- _WHAT YOU ARE ASKED TO DO_
Look through the lines below and extract any with the word "frac".

- _MATERIAL PROVIDED_
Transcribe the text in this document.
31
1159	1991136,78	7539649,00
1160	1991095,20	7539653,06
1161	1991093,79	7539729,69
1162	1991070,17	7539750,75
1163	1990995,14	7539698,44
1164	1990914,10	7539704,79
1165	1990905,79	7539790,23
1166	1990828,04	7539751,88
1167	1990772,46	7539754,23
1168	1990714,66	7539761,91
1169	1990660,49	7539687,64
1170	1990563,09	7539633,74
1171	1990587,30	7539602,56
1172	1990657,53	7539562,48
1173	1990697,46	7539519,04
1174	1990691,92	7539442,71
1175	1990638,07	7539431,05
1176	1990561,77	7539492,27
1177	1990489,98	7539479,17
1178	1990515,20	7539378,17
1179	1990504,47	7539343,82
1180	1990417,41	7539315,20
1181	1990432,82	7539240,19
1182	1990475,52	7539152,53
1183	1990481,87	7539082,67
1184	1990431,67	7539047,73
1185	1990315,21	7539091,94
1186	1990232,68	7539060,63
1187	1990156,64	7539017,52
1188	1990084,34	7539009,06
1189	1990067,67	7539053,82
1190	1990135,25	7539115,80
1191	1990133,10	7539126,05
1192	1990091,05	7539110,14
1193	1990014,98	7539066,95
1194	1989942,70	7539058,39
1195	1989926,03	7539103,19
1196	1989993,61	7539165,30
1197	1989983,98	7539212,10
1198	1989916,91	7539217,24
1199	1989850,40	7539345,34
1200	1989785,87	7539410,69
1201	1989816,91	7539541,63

==

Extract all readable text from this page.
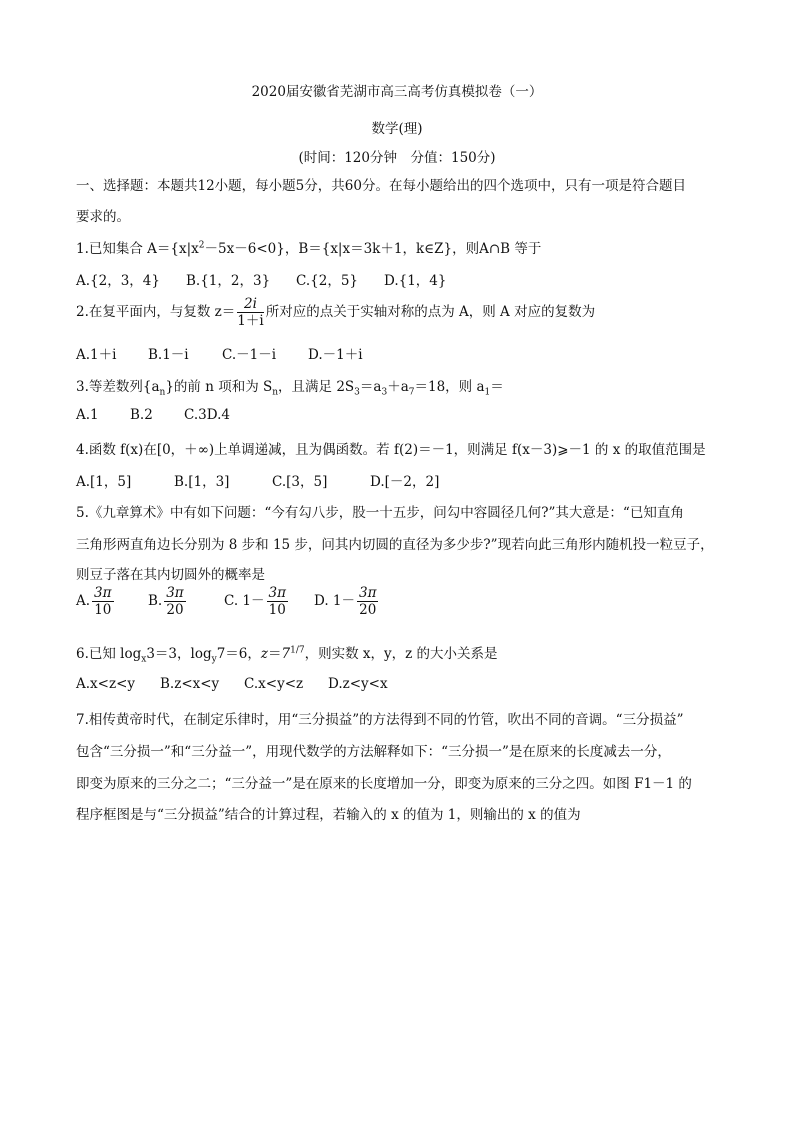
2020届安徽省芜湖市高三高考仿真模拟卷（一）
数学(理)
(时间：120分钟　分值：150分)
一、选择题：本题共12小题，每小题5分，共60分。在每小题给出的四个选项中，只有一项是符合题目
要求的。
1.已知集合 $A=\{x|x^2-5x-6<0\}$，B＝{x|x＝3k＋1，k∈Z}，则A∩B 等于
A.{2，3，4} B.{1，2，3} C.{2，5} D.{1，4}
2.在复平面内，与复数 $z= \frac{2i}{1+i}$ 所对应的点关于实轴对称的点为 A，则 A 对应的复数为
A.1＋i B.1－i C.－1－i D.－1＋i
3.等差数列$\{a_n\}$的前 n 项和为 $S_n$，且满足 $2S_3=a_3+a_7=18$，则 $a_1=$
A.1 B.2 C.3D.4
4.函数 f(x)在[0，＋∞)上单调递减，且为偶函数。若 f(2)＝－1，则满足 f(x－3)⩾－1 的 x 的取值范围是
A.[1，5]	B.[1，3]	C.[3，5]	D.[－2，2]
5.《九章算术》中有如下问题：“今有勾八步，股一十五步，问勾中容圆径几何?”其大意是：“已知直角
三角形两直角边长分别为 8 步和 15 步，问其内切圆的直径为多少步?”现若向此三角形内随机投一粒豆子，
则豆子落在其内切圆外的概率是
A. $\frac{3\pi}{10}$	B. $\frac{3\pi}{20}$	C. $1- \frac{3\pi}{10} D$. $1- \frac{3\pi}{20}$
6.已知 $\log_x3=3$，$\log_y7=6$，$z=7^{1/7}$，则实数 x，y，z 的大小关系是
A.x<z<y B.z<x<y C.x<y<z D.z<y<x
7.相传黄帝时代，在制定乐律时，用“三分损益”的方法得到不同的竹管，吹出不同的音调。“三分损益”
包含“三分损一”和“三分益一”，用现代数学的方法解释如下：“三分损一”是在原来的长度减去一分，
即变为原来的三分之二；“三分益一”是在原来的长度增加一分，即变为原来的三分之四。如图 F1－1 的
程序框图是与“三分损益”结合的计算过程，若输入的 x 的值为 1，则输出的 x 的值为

- _TASK ANSWER_
2.在复平面内，与复数 $z= \frac{2i}{1+i}$ 所对应的点关于实轴对称的点为 A，则 A 对应的复数为
A. $\frac{3\pi}{10}$	B. $\frac{3\pi}{20}$	C. $1- \frac{3\pi}{10} D$. $1- \frac{3\pi}{20}$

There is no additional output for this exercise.